■ Provided material
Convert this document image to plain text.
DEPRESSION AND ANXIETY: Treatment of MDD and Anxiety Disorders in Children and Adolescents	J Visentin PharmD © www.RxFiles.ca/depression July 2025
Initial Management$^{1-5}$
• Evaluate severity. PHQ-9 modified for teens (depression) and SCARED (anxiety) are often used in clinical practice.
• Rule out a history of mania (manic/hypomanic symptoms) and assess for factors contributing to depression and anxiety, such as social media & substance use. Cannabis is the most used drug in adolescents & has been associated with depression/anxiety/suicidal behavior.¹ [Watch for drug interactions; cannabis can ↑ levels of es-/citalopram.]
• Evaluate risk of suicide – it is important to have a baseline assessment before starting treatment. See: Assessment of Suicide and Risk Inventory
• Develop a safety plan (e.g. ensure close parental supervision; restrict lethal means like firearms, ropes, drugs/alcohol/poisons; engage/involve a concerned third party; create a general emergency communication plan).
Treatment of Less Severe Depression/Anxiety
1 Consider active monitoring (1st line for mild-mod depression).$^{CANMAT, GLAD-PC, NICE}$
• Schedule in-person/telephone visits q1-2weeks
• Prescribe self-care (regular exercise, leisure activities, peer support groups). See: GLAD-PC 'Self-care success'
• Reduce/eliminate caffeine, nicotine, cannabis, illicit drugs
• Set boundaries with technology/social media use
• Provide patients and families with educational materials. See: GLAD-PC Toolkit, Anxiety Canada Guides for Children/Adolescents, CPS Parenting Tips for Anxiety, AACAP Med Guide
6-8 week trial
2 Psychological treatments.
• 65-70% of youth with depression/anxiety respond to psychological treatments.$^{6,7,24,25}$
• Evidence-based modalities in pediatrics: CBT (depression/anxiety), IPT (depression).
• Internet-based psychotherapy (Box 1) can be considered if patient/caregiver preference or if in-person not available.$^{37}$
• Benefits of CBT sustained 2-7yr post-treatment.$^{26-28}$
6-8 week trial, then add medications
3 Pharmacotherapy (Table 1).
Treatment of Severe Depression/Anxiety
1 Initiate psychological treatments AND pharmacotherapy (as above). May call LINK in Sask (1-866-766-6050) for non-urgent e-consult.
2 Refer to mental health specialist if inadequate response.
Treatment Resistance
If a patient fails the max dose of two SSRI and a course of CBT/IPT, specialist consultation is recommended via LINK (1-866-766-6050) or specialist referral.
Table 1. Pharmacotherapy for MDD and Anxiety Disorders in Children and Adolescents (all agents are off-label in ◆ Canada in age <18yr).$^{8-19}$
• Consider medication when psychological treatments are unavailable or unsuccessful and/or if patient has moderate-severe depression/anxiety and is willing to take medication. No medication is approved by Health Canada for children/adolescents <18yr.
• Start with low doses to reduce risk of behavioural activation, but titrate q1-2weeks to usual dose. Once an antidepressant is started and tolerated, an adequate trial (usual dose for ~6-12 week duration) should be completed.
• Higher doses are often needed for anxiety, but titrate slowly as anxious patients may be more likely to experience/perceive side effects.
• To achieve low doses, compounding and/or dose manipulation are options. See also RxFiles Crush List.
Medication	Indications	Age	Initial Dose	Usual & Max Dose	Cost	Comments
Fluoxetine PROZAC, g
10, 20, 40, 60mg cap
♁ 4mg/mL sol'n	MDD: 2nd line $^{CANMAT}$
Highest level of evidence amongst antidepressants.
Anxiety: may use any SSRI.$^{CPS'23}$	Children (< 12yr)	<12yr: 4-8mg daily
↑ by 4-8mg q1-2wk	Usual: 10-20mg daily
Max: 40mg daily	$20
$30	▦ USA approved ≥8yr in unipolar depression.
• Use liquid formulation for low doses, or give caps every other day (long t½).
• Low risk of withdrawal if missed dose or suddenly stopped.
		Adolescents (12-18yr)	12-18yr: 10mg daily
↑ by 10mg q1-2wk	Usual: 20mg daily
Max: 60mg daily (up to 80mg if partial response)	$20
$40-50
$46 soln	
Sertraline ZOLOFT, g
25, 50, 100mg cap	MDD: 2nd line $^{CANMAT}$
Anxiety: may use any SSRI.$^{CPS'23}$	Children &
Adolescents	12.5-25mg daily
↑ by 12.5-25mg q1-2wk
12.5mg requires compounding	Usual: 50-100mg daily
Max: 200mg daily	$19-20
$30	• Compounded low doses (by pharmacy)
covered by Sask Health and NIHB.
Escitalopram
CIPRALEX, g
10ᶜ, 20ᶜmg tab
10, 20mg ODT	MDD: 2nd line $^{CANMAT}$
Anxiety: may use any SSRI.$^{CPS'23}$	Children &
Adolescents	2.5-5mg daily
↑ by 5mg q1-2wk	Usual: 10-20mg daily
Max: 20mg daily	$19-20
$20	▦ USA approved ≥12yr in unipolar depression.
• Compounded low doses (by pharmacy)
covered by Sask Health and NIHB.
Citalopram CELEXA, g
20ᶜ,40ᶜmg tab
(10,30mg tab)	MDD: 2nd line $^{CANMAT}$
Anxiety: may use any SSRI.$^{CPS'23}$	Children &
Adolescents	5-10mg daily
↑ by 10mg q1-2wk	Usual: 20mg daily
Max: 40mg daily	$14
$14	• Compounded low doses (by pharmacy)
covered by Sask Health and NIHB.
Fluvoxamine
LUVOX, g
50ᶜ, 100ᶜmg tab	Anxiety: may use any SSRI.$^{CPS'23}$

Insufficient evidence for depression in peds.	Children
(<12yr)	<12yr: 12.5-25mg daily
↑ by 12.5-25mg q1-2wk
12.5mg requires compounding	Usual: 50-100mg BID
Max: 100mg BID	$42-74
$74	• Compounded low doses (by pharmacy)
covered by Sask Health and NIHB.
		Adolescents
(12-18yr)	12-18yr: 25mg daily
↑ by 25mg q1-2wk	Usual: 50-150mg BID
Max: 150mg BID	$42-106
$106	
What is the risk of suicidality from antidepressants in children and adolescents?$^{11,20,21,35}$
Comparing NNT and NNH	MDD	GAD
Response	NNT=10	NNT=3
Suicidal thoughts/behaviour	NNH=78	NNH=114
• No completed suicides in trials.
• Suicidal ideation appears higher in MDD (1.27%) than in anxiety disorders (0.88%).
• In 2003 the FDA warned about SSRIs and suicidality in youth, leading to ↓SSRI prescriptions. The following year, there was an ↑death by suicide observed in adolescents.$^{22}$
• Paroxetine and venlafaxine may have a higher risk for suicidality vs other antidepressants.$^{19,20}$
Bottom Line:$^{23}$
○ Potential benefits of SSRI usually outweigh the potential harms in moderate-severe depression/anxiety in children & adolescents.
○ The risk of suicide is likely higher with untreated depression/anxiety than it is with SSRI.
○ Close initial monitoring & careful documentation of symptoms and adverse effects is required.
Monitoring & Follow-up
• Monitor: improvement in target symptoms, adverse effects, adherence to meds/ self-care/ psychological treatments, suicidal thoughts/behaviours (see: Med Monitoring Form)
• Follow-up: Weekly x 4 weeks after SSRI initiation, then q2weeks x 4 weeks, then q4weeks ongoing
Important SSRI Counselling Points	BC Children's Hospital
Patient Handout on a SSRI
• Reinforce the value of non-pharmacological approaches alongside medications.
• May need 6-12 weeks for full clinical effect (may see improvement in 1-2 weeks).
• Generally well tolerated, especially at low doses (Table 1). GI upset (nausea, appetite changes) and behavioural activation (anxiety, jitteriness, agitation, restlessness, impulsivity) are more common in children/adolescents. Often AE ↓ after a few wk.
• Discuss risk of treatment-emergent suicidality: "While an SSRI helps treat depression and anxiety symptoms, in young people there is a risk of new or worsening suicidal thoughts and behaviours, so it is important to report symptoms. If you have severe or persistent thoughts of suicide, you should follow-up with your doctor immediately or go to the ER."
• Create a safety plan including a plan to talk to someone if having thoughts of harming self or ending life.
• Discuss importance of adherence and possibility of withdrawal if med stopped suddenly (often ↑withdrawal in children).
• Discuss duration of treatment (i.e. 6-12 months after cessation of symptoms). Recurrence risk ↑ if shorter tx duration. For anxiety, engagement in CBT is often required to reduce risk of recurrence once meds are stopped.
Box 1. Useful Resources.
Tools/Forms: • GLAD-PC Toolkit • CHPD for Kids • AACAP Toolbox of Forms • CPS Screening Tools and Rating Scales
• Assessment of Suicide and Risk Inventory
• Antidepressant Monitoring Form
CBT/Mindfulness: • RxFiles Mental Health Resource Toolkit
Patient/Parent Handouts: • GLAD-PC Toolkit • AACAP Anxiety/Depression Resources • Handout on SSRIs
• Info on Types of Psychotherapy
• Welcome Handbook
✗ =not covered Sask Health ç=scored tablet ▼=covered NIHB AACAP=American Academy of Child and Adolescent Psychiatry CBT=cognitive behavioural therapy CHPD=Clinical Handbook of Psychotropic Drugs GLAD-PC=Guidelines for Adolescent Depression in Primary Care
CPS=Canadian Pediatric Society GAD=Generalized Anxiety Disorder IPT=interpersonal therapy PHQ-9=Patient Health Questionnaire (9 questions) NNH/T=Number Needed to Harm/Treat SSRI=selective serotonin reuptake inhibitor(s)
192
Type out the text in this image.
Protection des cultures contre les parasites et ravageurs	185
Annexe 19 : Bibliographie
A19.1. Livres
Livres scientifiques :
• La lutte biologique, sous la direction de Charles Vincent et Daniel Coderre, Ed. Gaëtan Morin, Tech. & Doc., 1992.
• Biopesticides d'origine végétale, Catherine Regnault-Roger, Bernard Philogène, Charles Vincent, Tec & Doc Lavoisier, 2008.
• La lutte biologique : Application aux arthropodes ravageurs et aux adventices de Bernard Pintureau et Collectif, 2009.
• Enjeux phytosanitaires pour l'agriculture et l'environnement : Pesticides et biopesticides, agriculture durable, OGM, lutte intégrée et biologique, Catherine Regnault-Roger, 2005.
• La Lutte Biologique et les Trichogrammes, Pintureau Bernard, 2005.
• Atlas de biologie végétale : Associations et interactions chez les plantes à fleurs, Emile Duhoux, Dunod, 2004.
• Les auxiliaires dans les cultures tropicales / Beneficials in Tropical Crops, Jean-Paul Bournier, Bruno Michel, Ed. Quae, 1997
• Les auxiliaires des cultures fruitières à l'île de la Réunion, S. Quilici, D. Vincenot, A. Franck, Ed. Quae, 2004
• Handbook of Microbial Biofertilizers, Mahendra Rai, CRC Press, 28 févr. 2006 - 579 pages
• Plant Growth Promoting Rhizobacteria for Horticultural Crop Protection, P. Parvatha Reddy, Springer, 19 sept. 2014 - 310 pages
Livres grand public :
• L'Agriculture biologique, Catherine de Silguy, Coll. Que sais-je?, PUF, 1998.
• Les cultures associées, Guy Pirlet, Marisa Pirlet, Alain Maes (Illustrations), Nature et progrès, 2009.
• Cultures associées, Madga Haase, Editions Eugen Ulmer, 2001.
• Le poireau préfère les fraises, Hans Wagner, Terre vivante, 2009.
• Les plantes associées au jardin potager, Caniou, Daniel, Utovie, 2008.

■ Task details
Lines from the records above that hold "improvement" are the ones to list.

■ Task output
• Monitor: improvement in target symptoms, adverse effects, adherence to meds/ self-care/ psychological treatments, suicidal thoughts/behaviours (see: Med Monitoring Form)
• May need 6-12 weeks for full clinical effect (may see improvement in 1-2 weeks).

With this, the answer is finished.